Every line in the listing is to be echoed verbatim.

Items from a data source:
•••

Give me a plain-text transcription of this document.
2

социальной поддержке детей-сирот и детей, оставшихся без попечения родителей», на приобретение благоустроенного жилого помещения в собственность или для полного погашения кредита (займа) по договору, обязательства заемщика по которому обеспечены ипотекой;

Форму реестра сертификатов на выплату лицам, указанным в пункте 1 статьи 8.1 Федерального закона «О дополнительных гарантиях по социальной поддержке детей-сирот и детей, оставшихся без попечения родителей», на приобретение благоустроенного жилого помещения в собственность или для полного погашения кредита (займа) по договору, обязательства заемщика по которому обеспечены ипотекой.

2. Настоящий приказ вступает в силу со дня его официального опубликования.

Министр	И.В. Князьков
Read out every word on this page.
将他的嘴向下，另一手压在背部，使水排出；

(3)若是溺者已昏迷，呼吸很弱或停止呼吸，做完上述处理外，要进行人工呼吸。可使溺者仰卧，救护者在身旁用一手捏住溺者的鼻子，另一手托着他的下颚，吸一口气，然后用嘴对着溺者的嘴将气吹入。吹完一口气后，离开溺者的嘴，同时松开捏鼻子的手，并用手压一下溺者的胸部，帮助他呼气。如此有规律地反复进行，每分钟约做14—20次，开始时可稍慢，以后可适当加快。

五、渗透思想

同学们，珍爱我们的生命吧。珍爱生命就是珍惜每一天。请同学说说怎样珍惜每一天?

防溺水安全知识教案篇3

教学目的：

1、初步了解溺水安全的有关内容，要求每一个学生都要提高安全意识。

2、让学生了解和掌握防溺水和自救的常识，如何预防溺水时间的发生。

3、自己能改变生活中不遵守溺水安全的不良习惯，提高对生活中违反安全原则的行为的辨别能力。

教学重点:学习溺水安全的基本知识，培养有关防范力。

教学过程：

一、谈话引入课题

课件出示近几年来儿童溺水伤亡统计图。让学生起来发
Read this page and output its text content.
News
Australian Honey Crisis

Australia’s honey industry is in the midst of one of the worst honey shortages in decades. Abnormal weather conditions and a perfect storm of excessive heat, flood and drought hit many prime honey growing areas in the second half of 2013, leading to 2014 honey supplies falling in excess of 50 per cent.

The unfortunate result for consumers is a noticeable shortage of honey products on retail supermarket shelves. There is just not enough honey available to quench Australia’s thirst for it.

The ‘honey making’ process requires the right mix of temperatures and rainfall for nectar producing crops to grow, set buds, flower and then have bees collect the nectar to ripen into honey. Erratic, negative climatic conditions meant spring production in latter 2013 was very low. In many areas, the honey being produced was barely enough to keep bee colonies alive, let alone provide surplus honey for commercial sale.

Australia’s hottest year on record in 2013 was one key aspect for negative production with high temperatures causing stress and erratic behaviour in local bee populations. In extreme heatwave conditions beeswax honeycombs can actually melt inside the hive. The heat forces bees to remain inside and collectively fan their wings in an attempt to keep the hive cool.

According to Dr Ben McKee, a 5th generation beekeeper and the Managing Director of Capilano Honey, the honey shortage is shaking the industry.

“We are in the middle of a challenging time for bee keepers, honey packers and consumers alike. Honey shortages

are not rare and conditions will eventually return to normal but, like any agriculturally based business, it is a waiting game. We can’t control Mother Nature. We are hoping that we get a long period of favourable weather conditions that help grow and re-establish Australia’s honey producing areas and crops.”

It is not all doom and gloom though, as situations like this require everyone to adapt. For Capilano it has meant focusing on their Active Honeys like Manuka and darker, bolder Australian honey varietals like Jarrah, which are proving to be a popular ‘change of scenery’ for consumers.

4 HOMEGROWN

•••

Correct output =
Give me a plain-text transcription of this document.
2

социальной поддержке детей-сирот и детей, оставшихся без попечения родителей», на приобретение благоустроенного жилого помещения в собственность или для полного погашения кредита (займа) по договору, обязательства заемщика по которому обеспечены ипотекой;

Форму реестра сертификатов на выплату лицам, указанным в пункте 1 статьи 8.1 Федерального закона «О дополнительных гарантиях по социальной поддержке детей-сирот и детей, оставшихся без попечения родителей», на приобретение благоустроенного жилого помещения в собственность или для полного погашения кредита (займа) по договору, обязательства заемщика по которому обеспечены ипотекой.

2. Настоящий приказ вступает в силу со дня его официального опубликования.

Министр	И.В. Князьков
Read out every word on this page.
将他的嘴向下，另一手压在背部，使水排出；

(3)若是溺者已昏迷，呼吸很弱或停止呼吸，做完上述处理外，要进行人工呼吸。可使溺者仰卧，救护者在身旁用一手捏住溺者的鼻子，另一手托着他的下颚，吸一口气，然后用嘴对着溺者的嘴将气吹入。吹完一口气后，离开溺者的嘴，同时松开捏鼻子的手，并用手压一下溺者的胸部，帮助他呼气。如此有规律地反复进行，每分钟约做14—20次，开始时可稍慢，以后可适当加快。

五、渗透思想

同学们，珍爱我们的生命吧。珍爱生命就是珍惜每一天。请同学说说怎样珍惜每一天?

防溺水安全知识教案篇3

教学目的：

1、初步了解溺水安全的有关内容，要求每一个学生都要提高安全意识。

2、让学生了解和掌握防溺水和自救的常识，如何预防溺水时间的发生。

3、自己能改变生活中不遵守溺水安全的不良习惯，提高对生活中违反安全原则的行为的辨别能力。

教学重点:学习溺水安全的基本知识，培养有关防范力。

教学过程：

一、谈话引入课题

课件出示近几年来儿童溺水伤亡统计图。让学生起来发
Read this page and output its text content.
News
Australian Honey Crisis

Australia’s honey industry is in the midst of one of the worst honey shortages in decades. Abnormal weather conditions and a perfect storm of excessive heat, flood and drought hit many prime honey growing areas in the second half of 2013, leading to 2014 honey supplies falling in excess of 50 per cent.

The unfortunate result for consumers is a noticeable shortage of honey products on retail supermarket shelves. There is just not enough honey available to quench Australia’s thirst for it.

The ‘honey making’ process requires the right mix of temperatures and rainfall for nectar producing crops to grow, set buds, flower and then have bees collect the nectar to ripen into honey. Erratic, negative climatic conditions meant spring production in latter 2013 was very low. In many areas, the honey being produced was barely enough to keep bee colonies alive, let alone provide surplus honey for commercial sale.

Australia’s hottest year on record in 2013 was one key aspect for negative production with high temperatures causing stress and erratic behaviour in local bee populations. In extreme heatwave conditions beeswax honeycombs can actually melt inside the hive. The heat forces bees to remain inside and collectively fan their wings in an attempt to keep the hive cool.

According to Dr Ben McKee, a 5th generation beekeeper and the Managing Director of Capilano Honey, the honey shortage is shaking the industry.

“We are in the middle of a challenging time for bee keepers, honey packers and consumers alike. Honey shortages

are not rare and conditions will eventually return to normal but, like any agriculturally based business, it is a waiting game. We can’t control Mother Nature. We are hoping that we get a long period of favourable weather conditions that help grow and re-establish Australia’s honey producing areas and crops.”

It is not all doom and gloom though, as situations like this require everyone to adapt. For Capilano it has meant focusing on their Active Honeys like Manuka and darker, bolder Australian honey varietals like Jarrah, which are proving to be a popular ‘change of scenery’ for consumers.

4 HOMEGROWN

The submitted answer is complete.